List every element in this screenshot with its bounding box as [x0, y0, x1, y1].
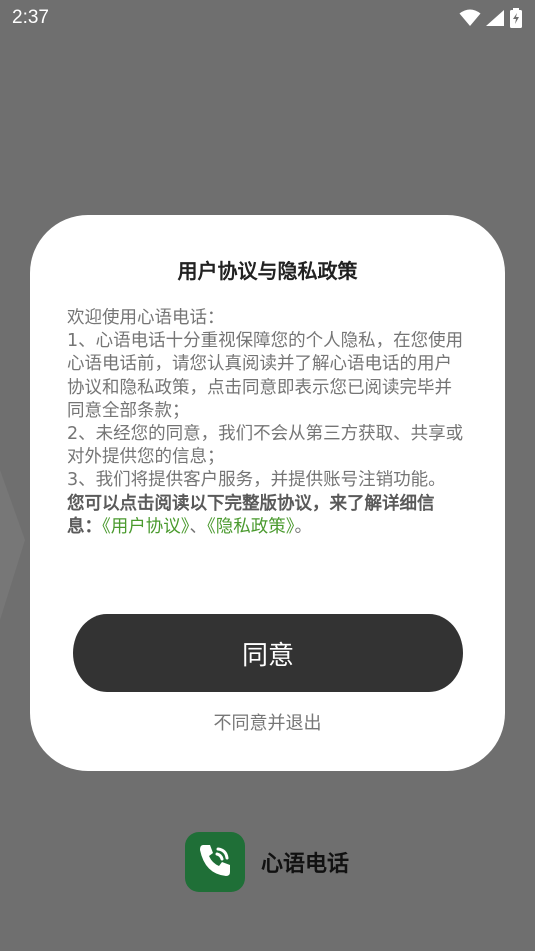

----

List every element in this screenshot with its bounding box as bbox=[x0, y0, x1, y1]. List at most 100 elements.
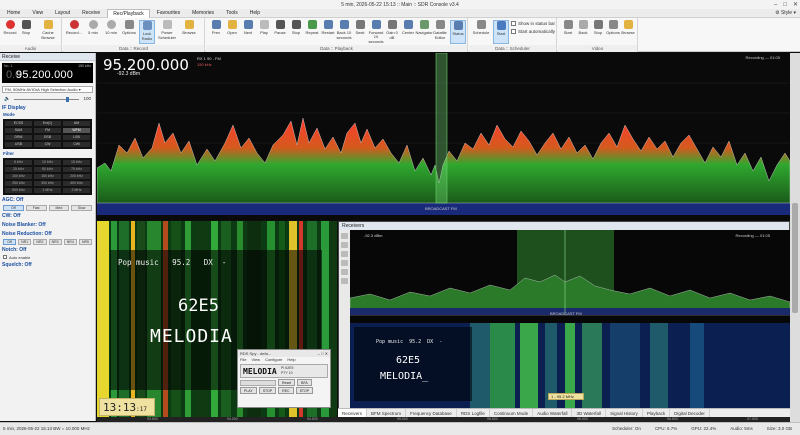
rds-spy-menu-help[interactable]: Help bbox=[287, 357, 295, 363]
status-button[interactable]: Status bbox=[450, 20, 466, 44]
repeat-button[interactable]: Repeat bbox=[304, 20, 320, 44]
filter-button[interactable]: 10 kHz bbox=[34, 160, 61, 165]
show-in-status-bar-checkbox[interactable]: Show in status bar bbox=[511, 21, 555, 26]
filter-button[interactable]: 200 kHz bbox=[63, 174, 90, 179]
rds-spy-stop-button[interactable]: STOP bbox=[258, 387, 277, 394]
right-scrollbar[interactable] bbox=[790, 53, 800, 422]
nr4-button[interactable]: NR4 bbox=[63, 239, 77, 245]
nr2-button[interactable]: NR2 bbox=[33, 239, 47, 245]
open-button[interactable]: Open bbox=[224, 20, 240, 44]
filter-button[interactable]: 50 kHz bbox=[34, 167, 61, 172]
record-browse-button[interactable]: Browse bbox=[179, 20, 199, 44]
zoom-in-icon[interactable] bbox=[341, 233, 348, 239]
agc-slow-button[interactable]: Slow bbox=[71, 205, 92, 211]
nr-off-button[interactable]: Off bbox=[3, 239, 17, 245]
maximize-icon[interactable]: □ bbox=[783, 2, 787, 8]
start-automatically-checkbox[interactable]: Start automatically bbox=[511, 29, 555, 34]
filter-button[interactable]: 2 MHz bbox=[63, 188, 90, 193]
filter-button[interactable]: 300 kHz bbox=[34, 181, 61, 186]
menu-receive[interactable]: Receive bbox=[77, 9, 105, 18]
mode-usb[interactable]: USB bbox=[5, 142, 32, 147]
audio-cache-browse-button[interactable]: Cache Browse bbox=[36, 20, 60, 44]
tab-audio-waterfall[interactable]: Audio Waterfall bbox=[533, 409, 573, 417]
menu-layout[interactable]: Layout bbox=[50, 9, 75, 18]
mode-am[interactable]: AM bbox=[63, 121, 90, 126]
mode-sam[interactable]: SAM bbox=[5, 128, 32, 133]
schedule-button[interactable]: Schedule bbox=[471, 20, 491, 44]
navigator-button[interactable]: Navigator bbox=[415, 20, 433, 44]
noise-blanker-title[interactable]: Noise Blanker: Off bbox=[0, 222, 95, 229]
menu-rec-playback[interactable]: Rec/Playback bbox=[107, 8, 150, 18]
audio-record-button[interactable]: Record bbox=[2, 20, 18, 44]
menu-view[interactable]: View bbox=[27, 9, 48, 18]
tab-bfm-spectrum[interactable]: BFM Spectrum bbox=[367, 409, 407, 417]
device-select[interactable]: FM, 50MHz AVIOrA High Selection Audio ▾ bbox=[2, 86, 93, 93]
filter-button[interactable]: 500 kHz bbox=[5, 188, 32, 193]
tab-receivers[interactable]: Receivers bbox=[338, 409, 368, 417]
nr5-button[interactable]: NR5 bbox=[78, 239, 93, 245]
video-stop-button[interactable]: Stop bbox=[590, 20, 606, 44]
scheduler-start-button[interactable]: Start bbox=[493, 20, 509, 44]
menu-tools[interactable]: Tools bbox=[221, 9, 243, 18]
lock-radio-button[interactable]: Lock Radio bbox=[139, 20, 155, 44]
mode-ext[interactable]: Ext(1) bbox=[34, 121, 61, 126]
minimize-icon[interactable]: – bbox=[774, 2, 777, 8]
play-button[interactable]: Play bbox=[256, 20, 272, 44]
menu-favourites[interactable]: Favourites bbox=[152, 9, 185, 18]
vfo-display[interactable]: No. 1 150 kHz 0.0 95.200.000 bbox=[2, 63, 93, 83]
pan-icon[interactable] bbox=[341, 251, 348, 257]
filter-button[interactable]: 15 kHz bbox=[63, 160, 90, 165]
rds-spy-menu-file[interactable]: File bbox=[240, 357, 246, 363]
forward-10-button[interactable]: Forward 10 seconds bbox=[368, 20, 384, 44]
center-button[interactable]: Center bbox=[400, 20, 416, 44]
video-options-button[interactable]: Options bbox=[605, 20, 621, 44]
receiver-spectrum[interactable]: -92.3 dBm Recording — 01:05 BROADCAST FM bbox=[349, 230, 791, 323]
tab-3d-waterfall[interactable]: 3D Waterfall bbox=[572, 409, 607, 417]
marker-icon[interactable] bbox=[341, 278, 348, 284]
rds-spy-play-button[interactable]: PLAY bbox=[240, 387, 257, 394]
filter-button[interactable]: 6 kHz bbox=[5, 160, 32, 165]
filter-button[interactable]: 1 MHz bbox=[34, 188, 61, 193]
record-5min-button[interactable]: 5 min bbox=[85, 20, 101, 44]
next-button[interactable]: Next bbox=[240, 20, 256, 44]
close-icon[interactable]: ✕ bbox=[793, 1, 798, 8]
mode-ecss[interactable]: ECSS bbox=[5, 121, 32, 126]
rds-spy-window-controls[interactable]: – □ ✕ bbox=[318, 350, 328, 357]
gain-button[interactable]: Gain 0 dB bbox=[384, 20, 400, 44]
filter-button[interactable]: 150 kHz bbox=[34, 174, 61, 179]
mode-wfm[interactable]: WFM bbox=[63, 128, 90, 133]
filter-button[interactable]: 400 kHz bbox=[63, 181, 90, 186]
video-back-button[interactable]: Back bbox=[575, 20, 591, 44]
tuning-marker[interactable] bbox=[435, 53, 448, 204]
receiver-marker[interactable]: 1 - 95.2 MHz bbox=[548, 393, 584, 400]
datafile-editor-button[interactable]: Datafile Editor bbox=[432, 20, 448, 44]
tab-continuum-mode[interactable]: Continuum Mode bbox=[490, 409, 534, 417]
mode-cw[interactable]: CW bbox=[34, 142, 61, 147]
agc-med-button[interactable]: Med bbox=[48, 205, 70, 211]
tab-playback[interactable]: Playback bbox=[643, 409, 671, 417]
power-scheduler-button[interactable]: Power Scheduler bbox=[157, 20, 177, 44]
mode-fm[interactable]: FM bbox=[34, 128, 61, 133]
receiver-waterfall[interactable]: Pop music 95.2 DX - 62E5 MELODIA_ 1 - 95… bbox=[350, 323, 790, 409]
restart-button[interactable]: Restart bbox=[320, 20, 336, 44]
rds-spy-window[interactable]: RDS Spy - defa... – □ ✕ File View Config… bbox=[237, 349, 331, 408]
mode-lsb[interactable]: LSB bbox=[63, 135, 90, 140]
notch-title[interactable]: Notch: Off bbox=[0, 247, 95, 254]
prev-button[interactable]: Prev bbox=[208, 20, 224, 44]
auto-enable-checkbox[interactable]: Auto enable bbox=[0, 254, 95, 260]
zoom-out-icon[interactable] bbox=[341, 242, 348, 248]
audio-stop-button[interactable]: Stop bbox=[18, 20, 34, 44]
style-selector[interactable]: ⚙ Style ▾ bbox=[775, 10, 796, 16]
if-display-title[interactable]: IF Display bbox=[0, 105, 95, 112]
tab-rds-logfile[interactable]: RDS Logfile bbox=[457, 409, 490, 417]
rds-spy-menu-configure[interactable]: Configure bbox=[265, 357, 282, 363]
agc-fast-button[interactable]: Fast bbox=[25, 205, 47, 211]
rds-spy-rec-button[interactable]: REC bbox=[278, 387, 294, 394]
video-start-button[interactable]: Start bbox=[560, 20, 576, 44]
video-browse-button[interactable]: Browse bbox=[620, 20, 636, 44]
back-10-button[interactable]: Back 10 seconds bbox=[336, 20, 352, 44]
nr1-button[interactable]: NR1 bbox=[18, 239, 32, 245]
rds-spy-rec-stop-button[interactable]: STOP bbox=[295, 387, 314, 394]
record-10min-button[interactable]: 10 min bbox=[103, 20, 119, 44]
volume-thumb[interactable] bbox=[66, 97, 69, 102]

----

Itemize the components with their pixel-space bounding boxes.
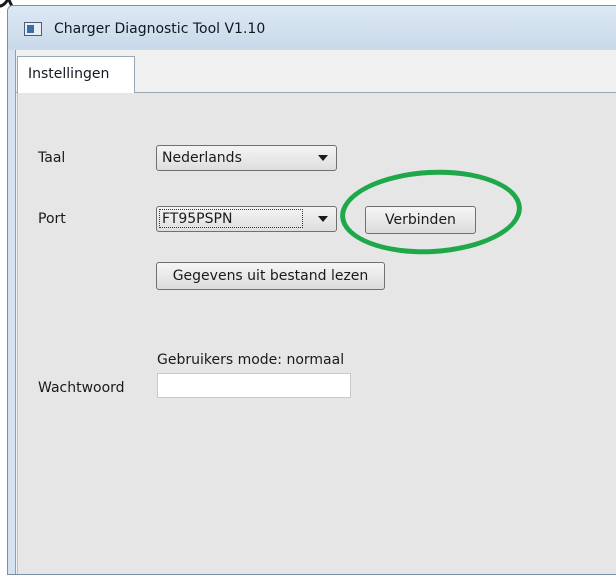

----

**OPDRACHT:** Schrijf uit de lijst hierboven letterlijk de regels over van de regel met "most 100 elements." tot en met de regel met "filter-button[interactable]: 200 kHz". Laat de afbeeldingen daarbij weg.

**RESULTAAT:**
List every element in this screenshot with its bounding box as bbox=[x0, y0, x1, y1]. List at most 100 elements.
rds-spy-menu-help[interactable]: Help bbox=[287, 357, 295, 363]
status-button[interactable]: Status bbox=[450, 20, 466, 44]
repeat-button[interactable]: Repeat bbox=[304, 20, 320, 44]
filter-button[interactable]: 10 kHz bbox=[34, 160, 61, 165]
show-in-status-bar-checkbox[interactable]: Show in status bar bbox=[511, 21, 555, 26]
filter-button[interactable]: 200 kHz bbox=[63, 174, 90, 179]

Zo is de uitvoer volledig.